[Dataset items]
BEGIN

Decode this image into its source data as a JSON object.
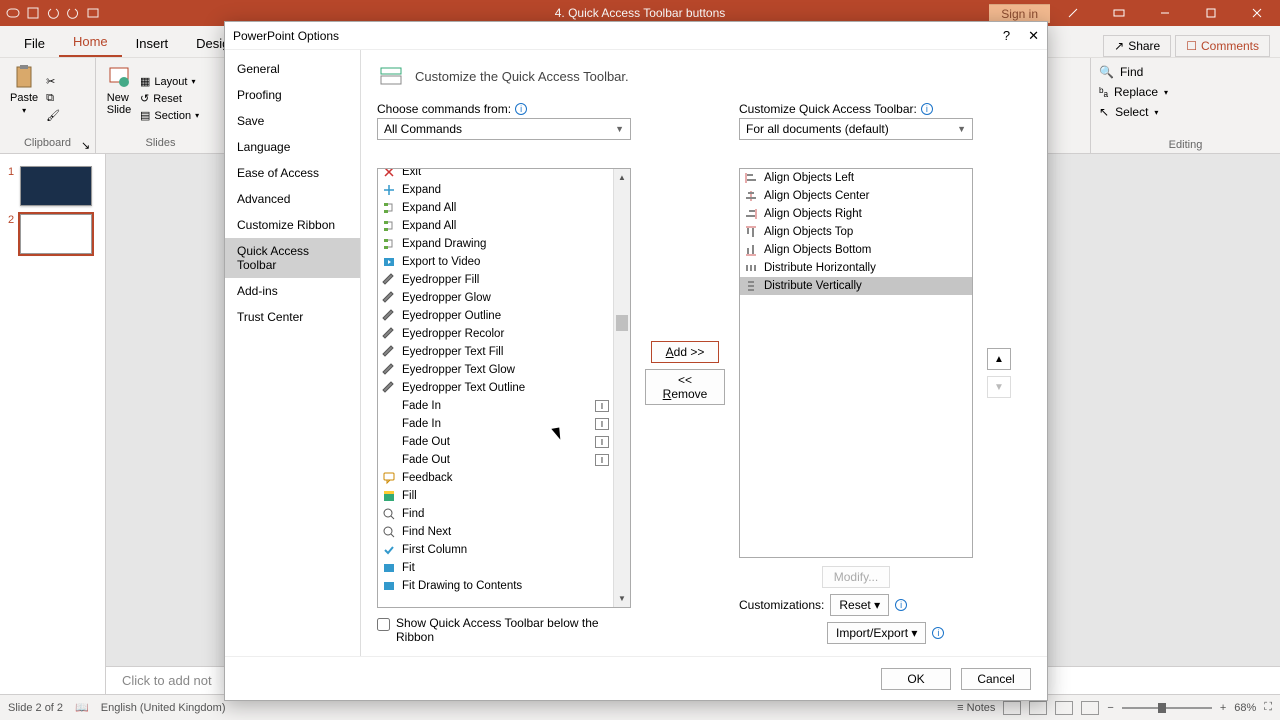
{
  "title": "4. Quick Access Toolbar buttons",
  "signin": "Sign in",
  "menu": [
    "File",
    "Home",
    "Insert",
    "Design"
  ],
  "menu_active": 1,
  "share": "Share",
  "comments": "Comments",
  "ribbon": {
    "clipboard_label": "Clipboard",
    "paste": "Paste",
    "slides_label": "Slides",
    "new_slide": "New\nSlide",
    "layout": "Layout",
    "reset": "Reset",
    "section": "Section",
    "editing_label": "Editing",
    "find": "Find",
    "replace": "Replace",
    "select": "Select"
  },
  "thumbs": [
    {
      "n": "1",
      "dark": true
    },
    {
      "n": "2",
      "sel": true
    }
  ],
  "notes_placeholder": "Click to add not",
  "status": {
    "left": "Slide 2 of 2",
    "lang": "English (United Kingdom)",
    "notes": "Notes",
    "zoom": "68%"
  },
  "dialog": {
    "title": "PowerPoint Options",
    "nav": [
      "General",
      "Proofing",
      "Save",
      "Language",
      "Ease of Access",
      "Advanced",
      "Customize Ribbon",
      "Quick Access Toolbar",
      "Add-ins",
      "Trust Center"
    ],
    "nav_sel": 7,
    "header": "Customize the Quick Access Toolbar.",
    "choose_label": "Choose commands from:",
    "choose_value": "All Commands",
    "customize_label": "Customize Quick Access Toolbar:",
    "customize_value": "For all documents (default)",
    "left_items": [
      {
        "icon": "x",
        "label": "Exit"
      },
      {
        "icon": "plus",
        "label": "Expand"
      },
      {
        "icon": "tree",
        "label": "Expand All"
      },
      {
        "icon": "tree",
        "label": "Expand All"
      },
      {
        "icon": "tree",
        "label": "Expand Drawing"
      },
      {
        "icon": "video",
        "label": "Export to Video"
      },
      {
        "icon": "pen",
        "label": "Eyedropper Fill"
      },
      {
        "icon": "pen",
        "label": "Eyedropper Glow"
      },
      {
        "icon": "pen",
        "label": "Eyedropper Outline"
      },
      {
        "icon": "pen",
        "label": "Eyedropper Recolor"
      },
      {
        "icon": "pen",
        "label": "Eyedropper Text Fill"
      },
      {
        "icon": "pen",
        "label": "Eyedropper Text Glow"
      },
      {
        "icon": "pen",
        "label": "Eyedropper Text Outline"
      },
      {
        "icon": "",
        "label": "Fade In",
        "r": "I"
      },
      {
        "icon": "",
        "label": "Fade In",
        "r": "I"
      },
      {
        "icon": "",
        "label": "Fade Out",
        "r": "I"
      },
      {
        "icon": "",
        "label": "Fade Out",
        "r": "I"
      },
      {
        "icon": "chat",
        "label": "Feedback"
      },
      {
        "icon": "fill",
        "label": "Fill"
      },
      {
        "icon": "find",
        "label": "Find"
      },
      {
        "icon": "find",
        "label": "Find Next"
      },
      {
        "icon": "check",
        "label": "First Column"
      },
      {
        "icon": "fit",
        "label": "Fit"
      },
      {
        "icon": "fit",
        "label": "Fit Drawing to Contents"
      }
    ],
    "right_items": [
      {
        "icon": "al",
        "label": "Align Objects Left"
      },
      {
        "icon": "ac",
        "label": "Align Objects Center"
      },
      {
        "icon": "ar",
        "label": "Align Objects Right"
      },
      {
        "icon": "at",
        "label": "Align Objects Top"
      },
      {
        "icon": "ab",
        "label": "Align Objects Bottom"
      },
      {
        "icon": "dh",
        "label": "Distribute Horizontally"
      },
      {
        "icon": "dv",
        "label": "Distribute Vertically",
        "sel": true
      }
    ],
    "add": "Add >>",
    "remove": "<< Remove",
    "modify": "Modify...",
    "customizations": "Customizations:",
    "reset": "Reset",
    "import_export": "Import/Export",
    "show_below": "Show Quick Access Toolbar below the Ribbon",
    "ok": "OK",
    "cancel": "Cancel"
  }
}
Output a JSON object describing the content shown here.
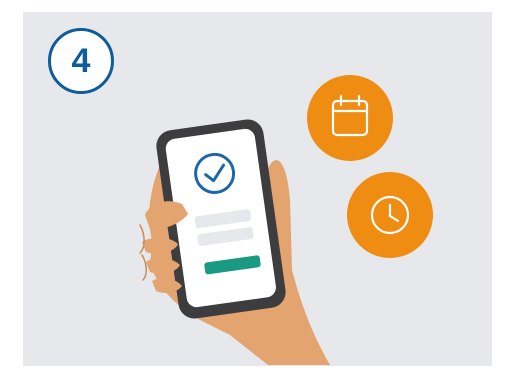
{
  "step": {
    "number": "4"
  },
  "colors": {
    "panel_background": "#e6e8ec",
    "badge_outline": "#0e5c99",
    "accent_orange": "#ef8c12",
    "confirm_green": "#1a9a83",
    "skin": "#e3a46f",
    "phone_frame": "#3d3d40",
    "check_blue": "#1c67a8"
  },
  "icons": {
    "check": "checkmark-circle-icon",
    "calendar": "calendar-icon",
    "clock": "clock-icon"
  }
}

END

Written request -> Copy out every line of the data that includes the word "Toolbar".

Completed exercise ->
  "title": "4. Quick Access Toolbar buttons",
      "Quick Access Toolbar",
    "header": "Customize the Quick Access Toolbar.",
    "customize_label": "Customize Quick Access Toolbar:",
    "show_below": "Show Quick Access Toolbar below the Ribbon",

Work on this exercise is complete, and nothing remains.